What to produce » Set the data down again, exactly as it reads, but without the pictures.

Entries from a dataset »
Begin

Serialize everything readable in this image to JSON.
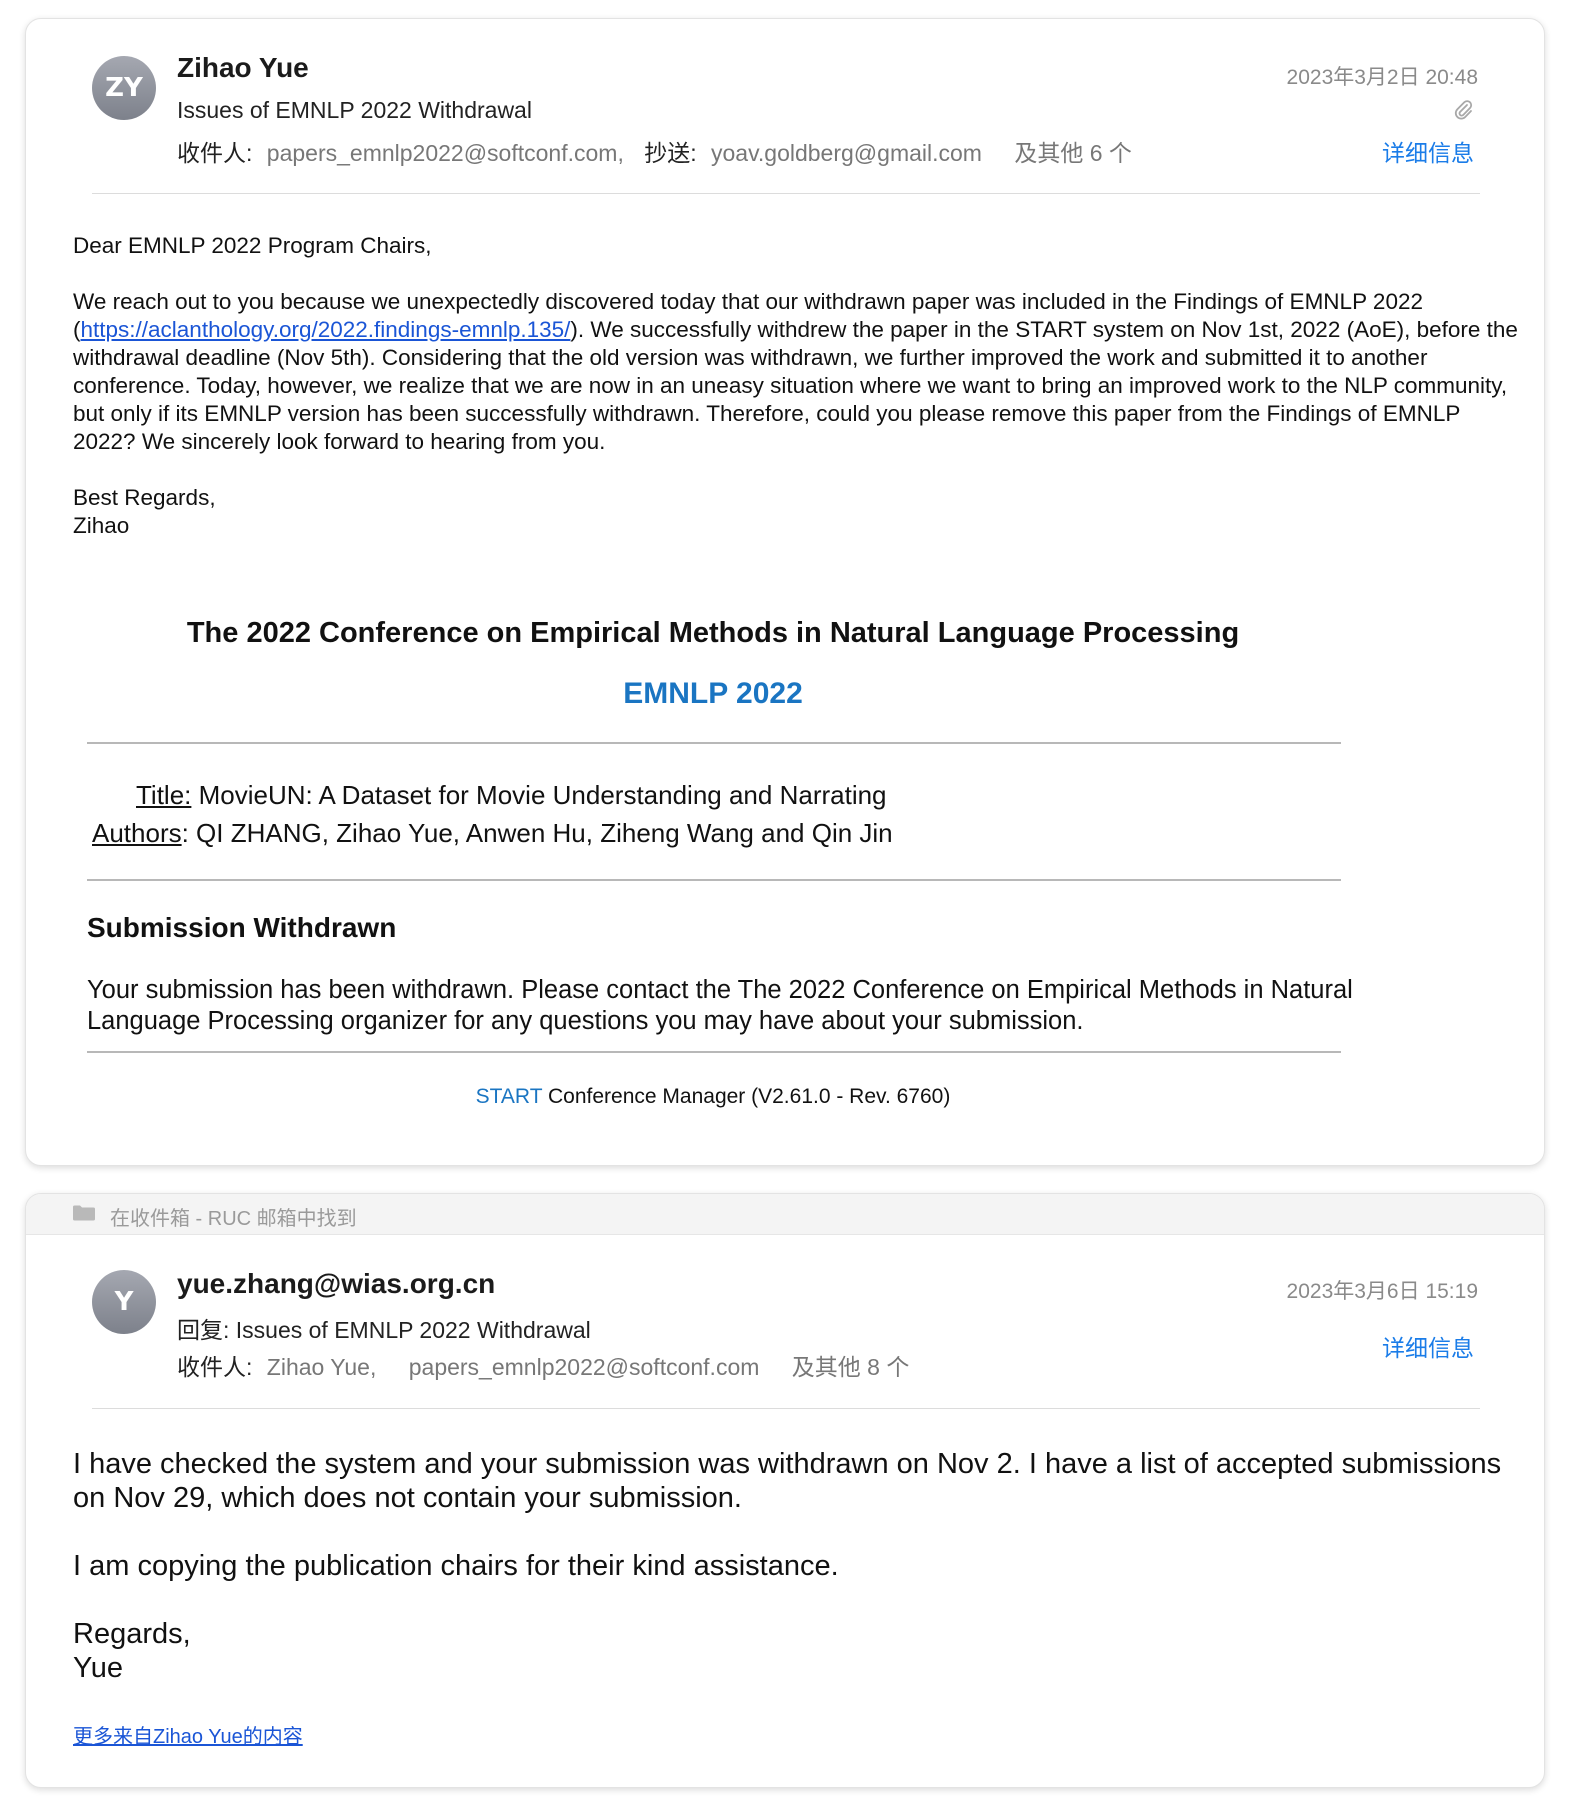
{
  "message1": {
    "avatar_initials": "ZY",
    "sender": "Zihao Yue",
    "subject": "Issues of EMNLP 2022 Withdrawal",
    "to_label": "收件人:",
    "to_address": "papers_emnlp2022@softconf.com,",
    "cc_label": "抄送:",
    "cc_address": "yoav.goldberg@gmail.com",
    "others": "及其他 6 个",
    "date": "2023年3月2日 20:48",
    "details": "详细信息",
    "attachment_icon": "paperclip-icon",
    "greeting": "Dear EMNLP 2022 Program Chairs,",
    "para_a": "We reach out to you because we unexpectedly discovered today that our withdrawn paper was included in the Findings of EMNLP 2022 (",
    "link": "https://aclanthology.org/2022.findings-emnlp.135/",
    "para_b": "). We successfully withdrew the paper in the START system on Nov 1st, 2022 (AoE), before the withdrawal deadline (Nov 5th). Considering that the old version was withdrawn, we further improved the work and submitted it to another conference. Today, however, we realize that we are now in an uneasy situation where we want to bring an improved work to the NLP community, but only if its EMNLP version has been successfully withdrawn. Therefore, could you please remove this paper from the Findings of EMNLP 2022? We sincerely look forward to hearing from you.",
    "signoff": "Best Regards,",
    "signature": "Zihao",
    "embed": {
      "conference": "The 2022 Conference on Empirical Methods in Natural Language Processing",
      "acronym": "EMNLP 2022",
      "title_label": "Title:",
      "title_value": " MovieUN: A Dataset for Movie Understanding and Narrating",
      "authors_label": "Authors",
      "authors_value": ": QI ZHANG, Zihao Yue, Anwen Hu, Ziheng Wang and Qin Jin",
      "status_heading": "Submission Withdrawn",
      "status_text": "Your submission has been withdrawn. Please contact the The 2022 Conference on Empirical Methods in Natural Language Processing organizer for any questions you may have about your submission.",
      "footer_start": "START",
      "footer_rest": " Conference Manager (V2.61.0 - Rev. 6760)"
    }
  },
  "found_bar": {
    "icon": "folder-icon",
    "text": "在收件箱 - RUC 邮箱中找到"
  },
  "message2": {
    "avatar_initials": "Y",
    "sender": "yue.zhang@wias.org.cn",
    "subject": "回复:  Issues of EMNLP 2022 Withdrawal",
    "to_label": "收件人:",
    "to_address_1": "Zihao Yue,",
    "to_address_2": "papers_emnlp2022@softconf.com",
    "others": "及其他 8 个",
    "date": "2023年3月6日 15:19",
    "details": "详细信息",
    "para1": "I have checked the system and your submission was withdrawn on Nov 2. I have a list of accepted submissions on Nov 29, which does not contain your submission.",
    "para2": "I am copying the publication chairs for their kind assistance.",
    "signoff": "Regards,",
    "signature": "Yue",
    "more_link": "更多来自Zihao Yue的内容"
  }
}
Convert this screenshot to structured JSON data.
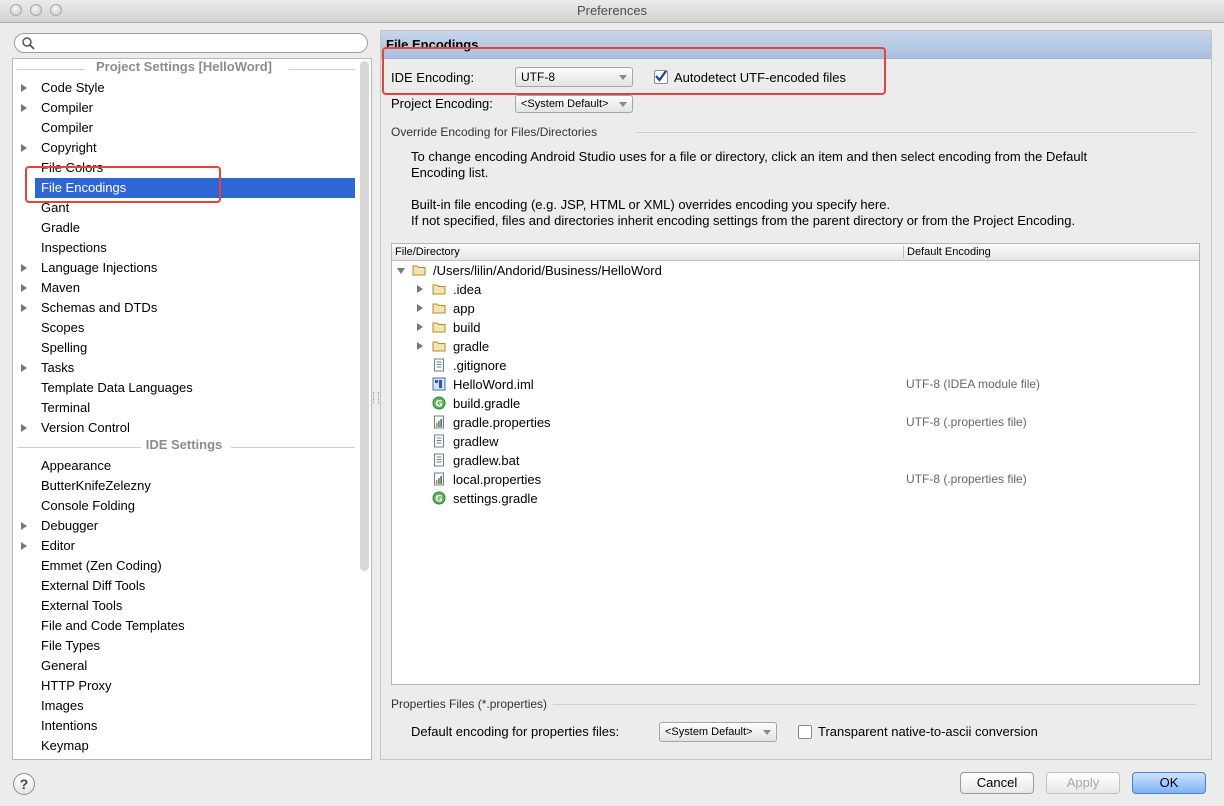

End

Result below »
Serialize everything readable in this image to JSON.
{
  "message1": {
    "avatar_initials": "ZY",
    "sender": "Zihao Yue",
    "subject": "Issues of EMNLP 2022 Withdrawal",
    "to_label": "收件人:",
    "to_address": "papers_emnlp2022@softconf.com,",
    "cc_label": "抄送:",
    "cc_address": "yoav.goldberg@gmail.com",
    "others": "及其他 6 个",
    "date": "2023年3月2日 20:48",
    "details": "详细信息",
    "attachment_icon": "paperclip-icon",
    "greeting": "Dear EMNLP 2022 Program Chairs,",
    "para_a": "We reach out to you because we unexpectedly discovered today that our withdrawn paper was included in the Findings of EMNLP 2022 (",
    "link": "https://aclanthology.org/2022.findings-emnlp.135/",
    "para_b": "). We successfully withdrew the paper in the START system on Nov 1st, 2022 (AoE), before the withdrawal deadline (Nov 5th). Considering that the old version was withdrawn, we further improved the work and submitted it to another conference. Today, however, we realize that we are now in an uneasy situation where we want to bring an improved work to the NLP community, but only if its EMNLP version has been successfully withdrawn. Therefore, could you please remove this paper from the Findings of EMNLP 2022? We sincerely look forward to hearing from you.",
    "signoff": "Best Regards,",
    "signature": "Zihao",
    "embed": {
      "conference": "The 2022 Conference on Empirical Methods in Natural Language Processing",
      "acronym": "EMNLP 2022",
      "title_label": "Title:",
      "title_value": " MovieUN: A Dataset for Movie Understanding and Narrating",
      "authors_label": "Authors",
      "authors_value": ": QI ZHANG, Zihao Yue, Anwen Hu, Ziheng Wang and Qin Jin",
      "status_heading": "Submission Withdrawn",
      "status_text": "Your submission has been withdrawn. Please contact the The 2022 Conference on Empirical Methods in Natural Language Processing organizer for any questions you may have about your submission.",
      "footer_start": "START",
      "footer_rest": " Conference Manager (V2.61.0 - Rev. 6760)"
    }
  },
  "found_bar": {
    "icon": "folder-icon",
    "text": "在收件箱 - RUC 邮箱中找到"
  },
  "message2": {
    "avatar_initials": "Y",
    "sender": "yue.zhang@wias.org.cn",
    "subject": "回复:  Issues of EMNLP 2022 Withdrawal",
    "to_label": "收件人:",
    "to_address_1": "Zihao Yue,",
    "to_address_2": "papers_emnlp2022@softconf.com",
    "others": "及其他 8 个",
    "date": "2023年3月6日 15:19",
    "details": "详细信息",
    "para1": "I have checked the system and your submission was withdrawn on Nov 2. I have a list of accepted submissions on Nov 29, which does not contain your submission.",
    "para2": "I am copying the publication chairs for their kind assistance.",
    "signoff": "Regards,",
    "signature": "Yue",
    "more_link": "更多来自Zihao Yue的内容"
  }
}
Convert this screenshot to structured JSON data.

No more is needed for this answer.